EXERCISE INSTRUCTIONS: Gather every line below where "Januari" appears.

GIVEN INFORMATION:
######

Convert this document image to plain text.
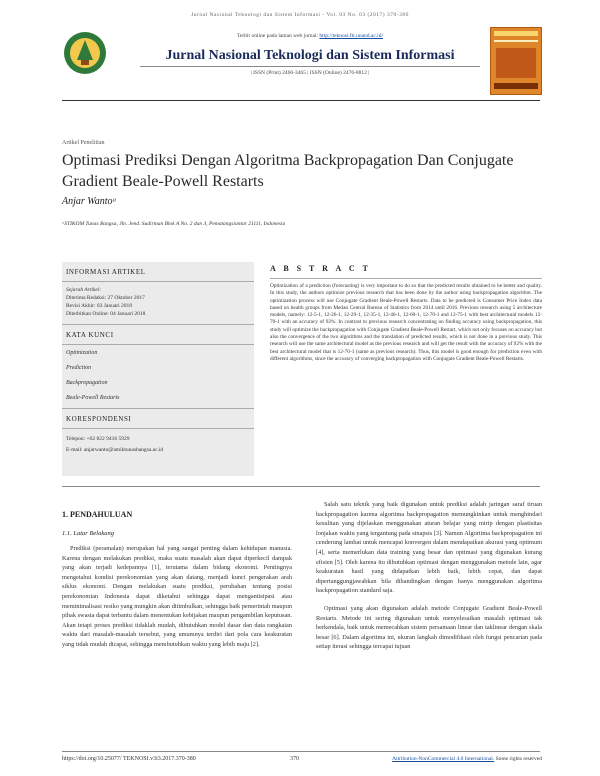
Jurnal Nasional Teknologi dan Sistem Informasi - Vol. 03 No. 03 (2017) 370-380
Terbit online pada laman web jurnal: http://teknosi.fti.unand.ac.id/
Jurnal Nasional Teknologi dan Sistem Informasi
| ISSN (Print) 2460-3465 | ISSN (Online) 2476-8812 |
Artikel Penelitian
Optimasi Prediksi Dengan Algoritma Backpropagation Dan Conjugate Gradient Beale-Powell Restarts
Anjar Wantoᵃ
ᵃSTIKOM Tunas Bangsa, Jln. Jend. Sudirman Blok A No. 2 dan 3, Pematangsiantar 21111, Indonesia
INFORMASI ARTIKEL
Sejarah Artikel:
Diterima Redaksi: 27 Oktober 2017
Revisi Akhir: 03 Januari 2018
Diterbitkan Online: 04 Januari 2018
KATA KUNCI
Optimization
Prediction
Backpropagation
Beale-Powell Restarts
KORESPONDENSI
Telepon: +62 822 9416 5929
E-mail: anjarwanto@amiktunasbangsa.ac.id
A B S T R A C T
Optimization of a prediction (forecasting) is very important to do so that the predicted results obtained to be better and quality. In this study, the authors optimize previous research that has been done by the author using backpropagation algorithm. The optimization process will use Conjugate Gradient Beale-Powell Restarts. Data to be predicted is Consumer Price Index data based on health groups from Medan Central Bureau of Statistics from 2014 until 2016. Previous research using 5 architecture models, namely: 12-5-1, 12-26-1, 12-29-1, 12-35-1, 12-40-1, 12-60-1, 12-70-1 and 12-75-1 with best architectural models 12-70-1 with an accuracy of 92%. In contrast to previous research concentrating on finding accuracy using backpropagation, this study will optimize the backpropagation with Conjugate Gradient Beale-Powell Restart, which not only focuses on accuracy but also the convergence of the two algorithms and the translation of predicted results, which is not done in a previous study. This research will use the same architectural model as the previous research and will get the result with the accuracy of 92% with the best architectural model that is 12-70-1 (same as previous research). Thus, this model is good enough for prediction even with different algorithms, since the accuracy of converging backpropagation with Conjugate Gradient Beale-Powell Restarts.
1. PENDAHULUAN
1.1. Latar Belakang

Prediksi (peramalan) merupakan hal yang sangat penting dalam kehidupan manusia. Karena dengan melakukan prediksi, maka suatu masalah akan dapat diperkecil dampak yang akan terjadi kedepannya [1], terutama dalam bidang ekonomi. Pentingnya mengetahui kondisi perekonomian yang akan datang, menjadi kunci pengerakan arah siklus ekonomi. Dengan melakukan suatu prediksi, perubahan tentang posisi perekonomian Indonesia dapat diketahui sehingga dapat mengantisipasi atau meminimalisasi resiko yang mungkin akan ditimbulkan, sehingga baik pemerintah maupun pihak swasta dapat terbantu dalam menentukan kebijakan maupun pengambilan keputusan. Akan tetapi proses prediksi tidaklah mudah, dibutuhkan model dasar dan data rangkaian waktu dari masalah-masalah tersebut, yang umumnya terdiri dari pola cara keakuratan yang tidak mudah dicapai, sehingga membutuhkan waktu yang lebih maju [2].

Salah satu teknik yang baik digunakan untuk prediksi adalah jaringan saraf tiruan backpropagation karena algoritma backpropagation memungkinkan untuk menghindari kesulitan yang dijelaskan menggunakan aturan belajar yang mirip dengan plastisitas lonjakan waktu yang tergantung pada sinapsis [3]. Namun Algoritma backpropagation ini cenderung lambat untuk mencapai konvergen dalam mendapatkan akurasi yang optimum [4], serta memerlukan data training yang besar dan optimasi yang digunakan kurang efisien [5]. Oleh karena itu dibutuhkan optimasi dengan menggunakan metode lain, agar keakuratan hasil yang didapatkan lebih baik, lebih cepat, dan dapat dipertanggungjawabkan bila dibandingkan dengan hanya menggunakan algoritma backpropagation standard saja.

Optimasi yang akan digunakan adalah metode Conjugate Gradient Beale-Powell Restarts. Metode ini sering digunakan untuk menyelesaikan masalah optimasi tak berkendala, baik untuk memecahkan sistem persamaan linear dan taklinear dengan skala besar [6]. Dalam algoritma ini, ukuran langkah dimodifikasi oleh fungsi pencarian pada setiap iterasi sehingga tercapai tujuan

https://doi.org/10.25077/ TEKNOSI.v3i3.2017.370-380	370	Attribution-NonCommercial 4.0 International. Some rights reserved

######

FINAL RESULT:
Revisi Akhir: 03 Januari 2018
Diterbitkan Online: 04 Januari 2018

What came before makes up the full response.